--- What you are asked to do ---
Only the pictures are to be left out; set down the rest of the records exactly.

--- Information supplied ---
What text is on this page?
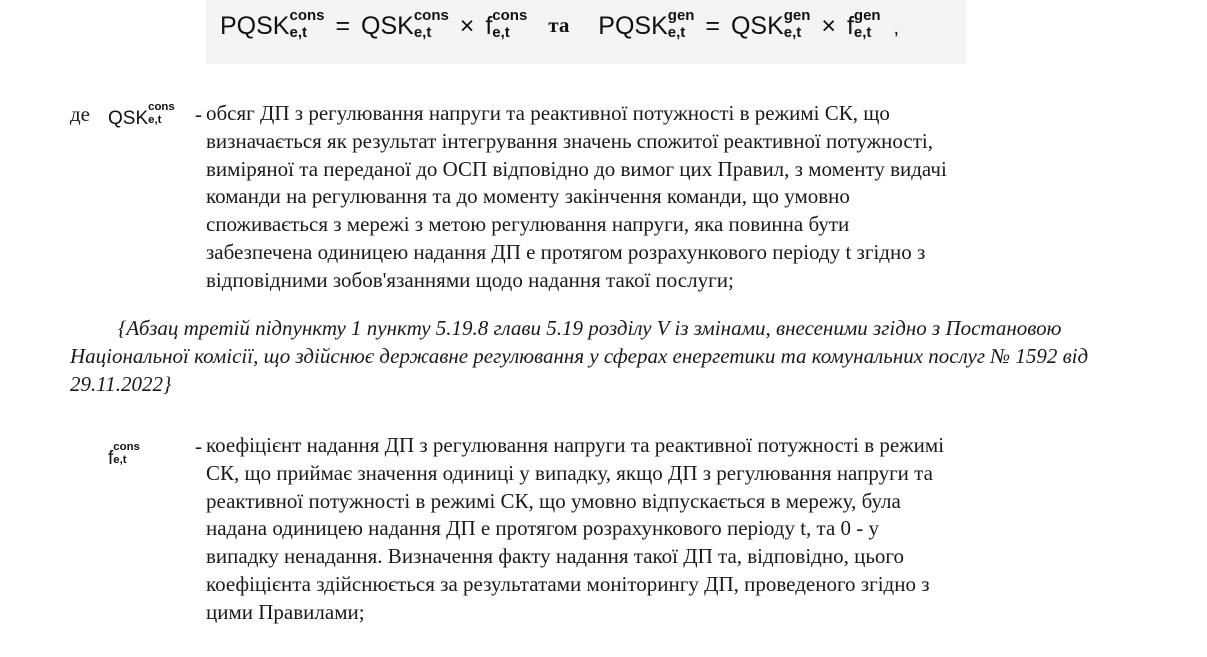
PQSK cons
e,t	= QSK cons
e,t	× f cons
e,t	та PQSK gen
e,t = QSK gen
e,t × f gen
e,t	,
де QSK
cons
e,t	- обсяг ДП з регулювання напруги та реактивної потужності в режимі СК, що
визначається як результат інтегрування значень спожитої реактивної потужності,
виміряної та переданої до ОСП відповідно до вимог цих Правил, з моменту видачі
команди на регулювання та до моменту закінчення команди, що умовно
споживається з мережі з метою регулювання напруги, яка повинна бути
забезпечена одиницею надання ДП e протягом розрахункового періоду t згідно з
відповідними зобов'язаннями щодо надання такої послуги;
{Абзац третій підпункту 1 пункту 5.19.8 глави 5.19 розділу V із змінами, внесеними згідно з Постановою Національної комісії, що здійснює державне регулювання у сферах енергетики та комунальних послуг № 1592 від 29.11.2022}
f
cons
e,t
- коефіцієнт надання ДП з регулювання напруги та реактивної потужності в режимі
СК, що приймає значення одиниці у випадку, якщо ДП з регулювання напруги та
реактивної потужності в режимі СК, що умовно відпускається в мережу, була
надана одиницею надання ДП e протягом розрахункового періоду t, та 0 - у
випадку ненадання. Визначення факту надання такої ДП та, відповідно, цього
коефіцієнта здійснюється за результатами моніторингу ДП, проведеного згідно з
цими Правилами;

--- Task result ---
What text is on this page?
PQSK cons
e,t	= QSK cons
e,t	× f cons
e,t	та PQSK gen
e,t = QSK gen
e,t × f gen
e,t	,
де QSK
cons
e,t	- обсяг ДП з регулювання напруги та реактивної потужності в режимі СК, що
визначається як результат інтегрування значень спожитої реактивної потужності,
виміряної та переданої до ОСП відповідно до вимог цих Правил, з моменту видачі
команди на регулювання та до моменту закінчення команди, що умовно
споживається з мережі з метою регулювання напруги, яка повинна бути
забезпечена одиницею надання ДП e протягом розрахункового періоду t згідно з
відповідними зобов'язаннями щодо надання такої послуги;
{Абзац третій підпункту 1 пункту 5.19.8 глави 5.19 розділу V із змінами, внесеними згідно з Постановою Національної комісії, що здійснює державне регулювання у сферах енергетики та комунальних послуг № 1592 від 29.11.2022}
f
cons
e,t
- коефіцієнт надання ДП з регулювання напруги та реактивної потужності в режимі
СК, що приймає значення одиниці у випадку, якщо ДП з регулювання напруги та
реактивної потужності в режимі СК, що умовно відпускається в мережу, була
надана одиницею надання ДП e протягом розрахункового періоду t, та 0 - у
випадку ненадання. Визначення факту надання такої ДП та, відповідно, цього
коефіцієнта здійснюється за результатами моніторингу ДП, проведеного згідно з
цими Правилами;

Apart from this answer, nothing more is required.